WORK INSTRUCTIONS :: Below are entries. Pull out all lines containing "object".

MATERIAL FOR THIS EXERCISE ::
━━━━━━━━━━━━━━━━━━━━

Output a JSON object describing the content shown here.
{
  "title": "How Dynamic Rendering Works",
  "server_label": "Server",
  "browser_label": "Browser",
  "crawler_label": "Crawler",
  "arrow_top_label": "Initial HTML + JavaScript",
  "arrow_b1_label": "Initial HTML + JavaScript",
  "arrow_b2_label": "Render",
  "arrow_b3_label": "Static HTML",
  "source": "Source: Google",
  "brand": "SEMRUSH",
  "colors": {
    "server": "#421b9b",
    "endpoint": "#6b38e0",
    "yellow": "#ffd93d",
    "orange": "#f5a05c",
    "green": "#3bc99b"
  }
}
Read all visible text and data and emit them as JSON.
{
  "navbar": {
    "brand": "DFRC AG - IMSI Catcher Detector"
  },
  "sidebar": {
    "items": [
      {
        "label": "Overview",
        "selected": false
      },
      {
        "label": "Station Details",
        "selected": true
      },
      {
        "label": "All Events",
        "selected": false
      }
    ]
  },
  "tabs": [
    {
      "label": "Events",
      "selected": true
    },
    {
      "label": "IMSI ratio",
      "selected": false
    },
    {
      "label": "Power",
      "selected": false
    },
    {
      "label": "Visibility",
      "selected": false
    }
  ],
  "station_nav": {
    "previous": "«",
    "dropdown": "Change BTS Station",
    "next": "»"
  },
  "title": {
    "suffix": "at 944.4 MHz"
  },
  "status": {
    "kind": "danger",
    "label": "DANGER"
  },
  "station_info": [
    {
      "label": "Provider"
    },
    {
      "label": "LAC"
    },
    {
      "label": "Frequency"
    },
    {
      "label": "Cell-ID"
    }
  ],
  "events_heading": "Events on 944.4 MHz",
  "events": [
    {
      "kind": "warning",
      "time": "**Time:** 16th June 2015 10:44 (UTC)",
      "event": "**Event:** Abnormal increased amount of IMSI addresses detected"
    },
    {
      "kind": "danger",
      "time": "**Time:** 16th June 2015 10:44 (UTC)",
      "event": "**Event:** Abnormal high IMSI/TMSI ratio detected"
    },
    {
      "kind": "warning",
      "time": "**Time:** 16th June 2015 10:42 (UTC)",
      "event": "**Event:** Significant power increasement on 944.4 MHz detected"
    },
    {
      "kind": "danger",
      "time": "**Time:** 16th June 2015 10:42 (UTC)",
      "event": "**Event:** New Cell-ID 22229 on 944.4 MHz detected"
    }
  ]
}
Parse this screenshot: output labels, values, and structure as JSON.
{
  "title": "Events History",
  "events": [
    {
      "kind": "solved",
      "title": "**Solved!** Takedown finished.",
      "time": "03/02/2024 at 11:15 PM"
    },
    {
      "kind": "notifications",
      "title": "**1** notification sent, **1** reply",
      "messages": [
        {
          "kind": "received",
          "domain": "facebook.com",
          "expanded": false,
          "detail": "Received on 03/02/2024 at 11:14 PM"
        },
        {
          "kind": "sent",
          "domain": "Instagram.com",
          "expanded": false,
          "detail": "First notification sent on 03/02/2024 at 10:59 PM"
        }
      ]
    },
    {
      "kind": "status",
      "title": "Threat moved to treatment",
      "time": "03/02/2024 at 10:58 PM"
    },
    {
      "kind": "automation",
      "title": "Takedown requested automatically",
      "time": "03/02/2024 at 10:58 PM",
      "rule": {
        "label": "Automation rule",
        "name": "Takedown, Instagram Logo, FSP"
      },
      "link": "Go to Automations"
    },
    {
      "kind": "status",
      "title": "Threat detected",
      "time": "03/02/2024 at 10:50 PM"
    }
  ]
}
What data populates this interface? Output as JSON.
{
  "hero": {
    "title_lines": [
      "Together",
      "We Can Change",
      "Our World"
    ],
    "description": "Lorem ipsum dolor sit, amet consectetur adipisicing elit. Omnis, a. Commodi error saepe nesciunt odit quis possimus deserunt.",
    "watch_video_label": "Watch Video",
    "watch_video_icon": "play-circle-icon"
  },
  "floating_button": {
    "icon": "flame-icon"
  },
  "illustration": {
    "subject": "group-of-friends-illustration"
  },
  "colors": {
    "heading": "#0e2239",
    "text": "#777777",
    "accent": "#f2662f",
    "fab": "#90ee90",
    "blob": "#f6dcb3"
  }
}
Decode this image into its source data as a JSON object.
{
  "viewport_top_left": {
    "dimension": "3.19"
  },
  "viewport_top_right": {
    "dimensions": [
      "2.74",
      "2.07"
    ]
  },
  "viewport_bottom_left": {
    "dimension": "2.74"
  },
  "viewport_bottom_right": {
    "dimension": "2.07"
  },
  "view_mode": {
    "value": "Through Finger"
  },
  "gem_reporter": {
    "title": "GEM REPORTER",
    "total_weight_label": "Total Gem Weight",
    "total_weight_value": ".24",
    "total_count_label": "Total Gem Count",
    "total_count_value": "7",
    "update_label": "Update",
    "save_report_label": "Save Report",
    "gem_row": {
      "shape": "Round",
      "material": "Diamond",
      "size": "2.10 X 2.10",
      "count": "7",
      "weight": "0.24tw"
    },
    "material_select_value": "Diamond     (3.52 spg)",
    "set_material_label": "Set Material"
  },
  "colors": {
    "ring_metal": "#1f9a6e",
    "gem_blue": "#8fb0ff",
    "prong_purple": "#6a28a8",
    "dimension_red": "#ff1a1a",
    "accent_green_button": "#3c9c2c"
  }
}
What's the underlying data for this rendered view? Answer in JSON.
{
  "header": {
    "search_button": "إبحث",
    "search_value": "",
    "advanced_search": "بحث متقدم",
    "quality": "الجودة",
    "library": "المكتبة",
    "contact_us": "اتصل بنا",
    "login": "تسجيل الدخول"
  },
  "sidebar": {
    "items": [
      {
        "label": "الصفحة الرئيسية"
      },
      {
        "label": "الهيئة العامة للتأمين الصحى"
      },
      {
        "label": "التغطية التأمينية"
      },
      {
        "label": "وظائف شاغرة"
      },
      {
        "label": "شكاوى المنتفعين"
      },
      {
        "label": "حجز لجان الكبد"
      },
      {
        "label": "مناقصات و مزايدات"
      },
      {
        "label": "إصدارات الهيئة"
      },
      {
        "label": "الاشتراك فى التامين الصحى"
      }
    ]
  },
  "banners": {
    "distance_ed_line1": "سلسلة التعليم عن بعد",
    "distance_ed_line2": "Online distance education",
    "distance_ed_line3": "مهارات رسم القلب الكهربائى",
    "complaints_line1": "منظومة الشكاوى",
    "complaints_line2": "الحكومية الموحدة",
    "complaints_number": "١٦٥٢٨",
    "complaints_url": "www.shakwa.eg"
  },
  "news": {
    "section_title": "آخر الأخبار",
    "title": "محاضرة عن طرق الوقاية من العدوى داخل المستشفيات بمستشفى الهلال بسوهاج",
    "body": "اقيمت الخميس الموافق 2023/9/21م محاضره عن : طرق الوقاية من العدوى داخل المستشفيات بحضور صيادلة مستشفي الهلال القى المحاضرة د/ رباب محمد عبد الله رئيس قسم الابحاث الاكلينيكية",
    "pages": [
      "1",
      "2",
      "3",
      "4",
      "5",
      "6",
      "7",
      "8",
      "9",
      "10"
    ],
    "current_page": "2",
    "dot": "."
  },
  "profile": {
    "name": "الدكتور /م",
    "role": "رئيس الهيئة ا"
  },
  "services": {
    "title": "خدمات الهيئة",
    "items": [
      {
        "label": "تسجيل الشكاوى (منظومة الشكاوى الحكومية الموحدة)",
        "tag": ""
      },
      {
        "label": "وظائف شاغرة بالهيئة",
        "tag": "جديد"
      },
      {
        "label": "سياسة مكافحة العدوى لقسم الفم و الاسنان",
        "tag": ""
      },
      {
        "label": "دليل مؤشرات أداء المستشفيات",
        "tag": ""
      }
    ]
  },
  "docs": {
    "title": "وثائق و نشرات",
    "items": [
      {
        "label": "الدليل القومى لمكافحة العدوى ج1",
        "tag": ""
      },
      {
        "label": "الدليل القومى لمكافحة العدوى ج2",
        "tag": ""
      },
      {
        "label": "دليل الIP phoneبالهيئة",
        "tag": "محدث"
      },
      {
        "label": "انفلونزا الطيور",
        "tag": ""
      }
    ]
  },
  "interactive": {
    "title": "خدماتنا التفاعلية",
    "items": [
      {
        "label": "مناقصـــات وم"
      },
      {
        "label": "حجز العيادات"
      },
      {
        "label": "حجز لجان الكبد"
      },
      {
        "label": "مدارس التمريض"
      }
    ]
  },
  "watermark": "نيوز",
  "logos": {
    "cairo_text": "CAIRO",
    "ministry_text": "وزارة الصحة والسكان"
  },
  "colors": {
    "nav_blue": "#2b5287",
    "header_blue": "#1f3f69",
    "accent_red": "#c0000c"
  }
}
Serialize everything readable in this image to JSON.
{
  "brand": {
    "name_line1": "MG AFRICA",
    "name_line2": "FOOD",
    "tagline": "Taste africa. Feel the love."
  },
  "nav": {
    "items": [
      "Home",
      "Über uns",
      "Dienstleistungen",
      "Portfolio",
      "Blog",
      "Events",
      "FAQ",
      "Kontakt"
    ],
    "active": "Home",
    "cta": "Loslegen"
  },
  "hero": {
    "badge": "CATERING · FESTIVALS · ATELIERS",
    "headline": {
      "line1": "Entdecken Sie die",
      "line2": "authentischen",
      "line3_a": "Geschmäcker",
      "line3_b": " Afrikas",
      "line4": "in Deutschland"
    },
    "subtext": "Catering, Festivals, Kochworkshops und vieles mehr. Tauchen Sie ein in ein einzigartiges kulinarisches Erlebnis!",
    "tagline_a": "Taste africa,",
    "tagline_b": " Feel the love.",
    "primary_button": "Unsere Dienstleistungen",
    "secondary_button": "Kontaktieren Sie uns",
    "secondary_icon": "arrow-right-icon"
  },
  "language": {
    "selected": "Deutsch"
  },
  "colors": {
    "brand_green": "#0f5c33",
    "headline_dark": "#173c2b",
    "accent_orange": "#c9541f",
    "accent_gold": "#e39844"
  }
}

━━━━━━━━━━━━━━━━━━━━

WRITTEN ANSWER ::
Output a JSON object describing the content shown here.
Decode this image into its source data as a JSON object.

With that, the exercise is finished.